→ **Requirements**: Omit the images, then output each of the records below exactly.

→ **Record excerpts**:
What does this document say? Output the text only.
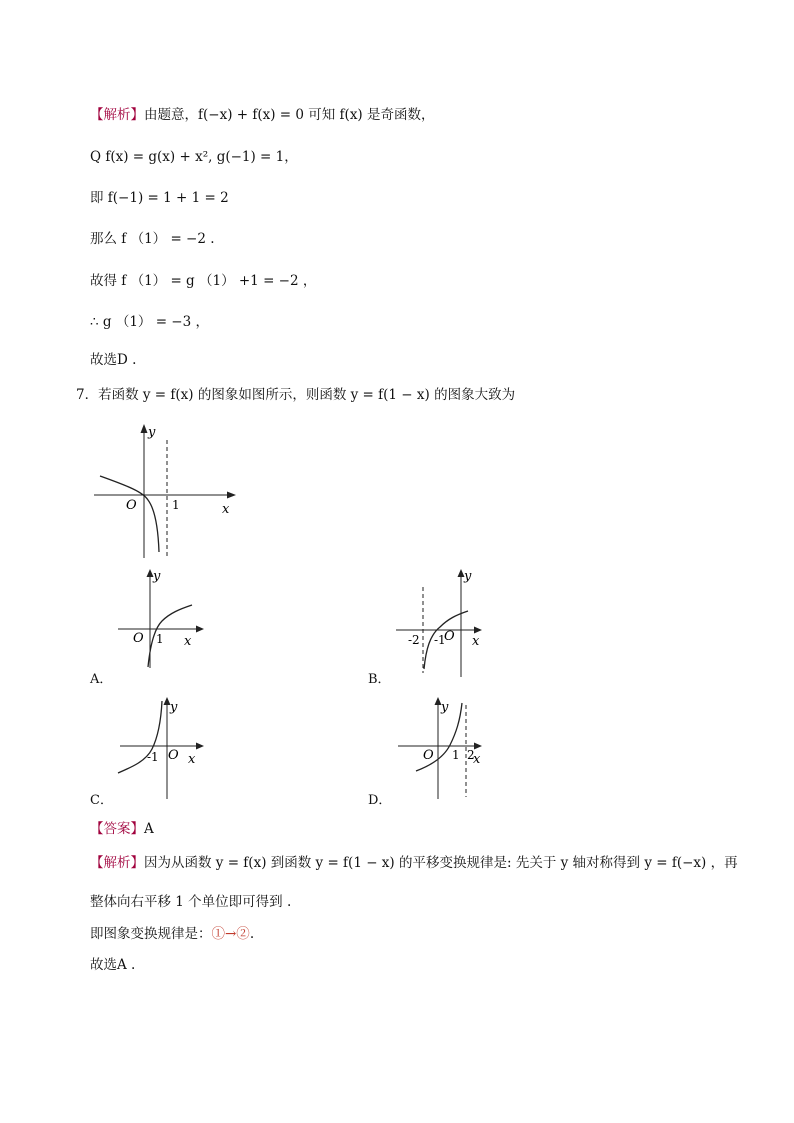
【解析】由题意，f(−x) + f(x) = 0 可知 f(x) 是奇函数，
Q f(x) = g(x) + x², g(−1) = 1，
即 f(−1) = 1 + 1 = 2
那么 f （1） = −2 .
故得 f （1） = g （1） +1 = −2 ，
∴ g （1） = −3 ，
故选D .
7．若函数 y = f(x) 的图象如图所示，则函数 y = f(1 − x) 的图象大致为
y
O	1	x
y
O 1 x
A．
y
-2 -1
O x
B．
y
-1 O x
C．
y
O 1 2
x
D．
【答案】A
【解析】因为从函数 y = f(x) 到函数 y = f(1 − x) 的平移变换规律是: 先关于 y 轴对称得到 y = f(−x) ，再
整体向右平移 1 个单位即可得到 .
即图象变换规律是：①→②.
故选A .
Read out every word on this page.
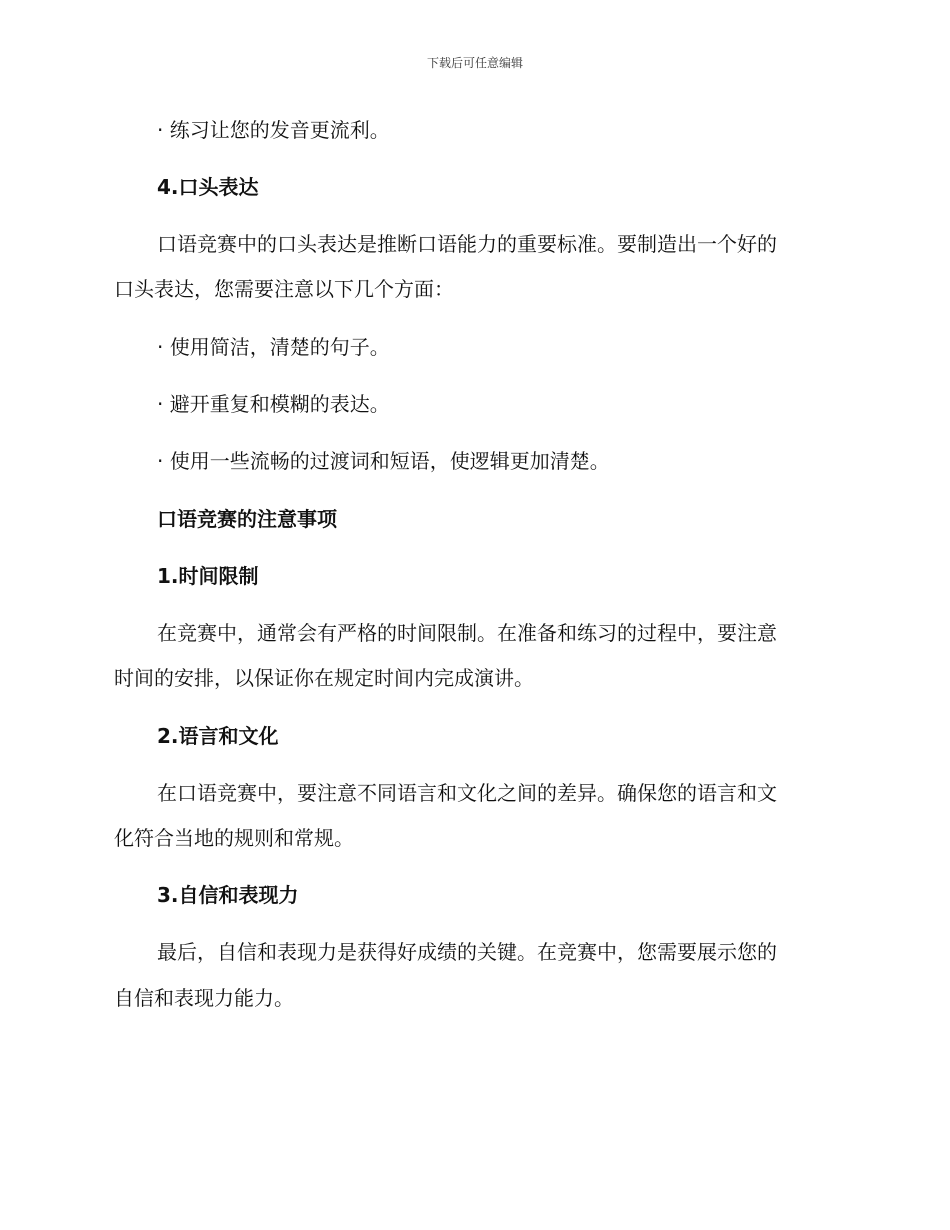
下载后可任意编辑
· 练习让您的发音更流利。
4.口头表达
口语竞赛中的口头表达是推断口语能力的重要标准。要制造出一个好的
口头表达，您需要注意以下几个方面：
· 使用简洁，清楚的句子。
· 避开重复和模糊的表达。
· 使用一些流畅的过渡词和短语，使逻辑更加清楚。
口语竞赛的注意事项
1.时间限制
在竞赛中，通常会有严格的时间限制。在准备和练习的过程中，要注意
时间的安排，以保证你在规定时间内完成演讲。
2.语言和文化
在口语竞赛中，要注意不同语言和文化之间的差异。确保您的语言和文
化符合当地的规则和常规。
3.自信和表现力
最后，自信和表现力是获得好成绩的关键。在竞赛中，您需要展示您的
自信和表现力能力。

→ **Answer in full**:
What does this document say? Output the text only.
【解析】由题意，f(−x) + f(x) = 0 可知 f(x) 是奇函数，
Q f(x) = g(x) + x², g(−1) = 1，
即 f(−1) = 1 + 1 = 2
那么 f （1） = −2 .
故得 f （1） = g （1） +1 = −2 ，
∴ g （1） = −3 ，
故选D .
7．若函数 y = f(x) 的图象如图所示，则函数 y = f(1 − x) 的图象大致为
y
O	1	x
y
O 1 x
A．
y
-2 -1
O x
B．
y
-1 O x
C．
y
O 1 2
x
D．
【答案】A
【解析】因为从函数 y = f(x) 到函数 y = f(1 − x) 的平移变换规律是: 先关于 y 轴对称得到 y = f(−x) ，再
整体向右平移 1 个单位即可得到 .
即图象变换规律是：①→②.
故选A .
Read out every word on this page.
下载后可任意编辑
· 练习让您的发音更流利。
4.口头表达
口语竞赛中的口头表达是推断口语能力的重要标准。要制造出一个好的
口头表达，您需要注意以下几个方面：
· 使用简洁，清楚的句子。
· 避开重复和模糊的表达。
· 使用一些流畅的过渡词和短语，使逻辑更加清楚。
口语竞赛的注意事项
1.时间限制
在竞赛中，通常会有严格的时间限制。在准备和练习的过程中，要注意
时间的安排，以保证你在规定时间内完成演讲。
2.语言和文化
在口语竞赛中，要注意不同语言和文化之间的差异。确保您的语言和文
化符合当地的规则和常规。
3.自信和表现力
最后，自信和表现力是获得好成绩的关键。在竞赛中，您需要展示您的
自信和表现力能力。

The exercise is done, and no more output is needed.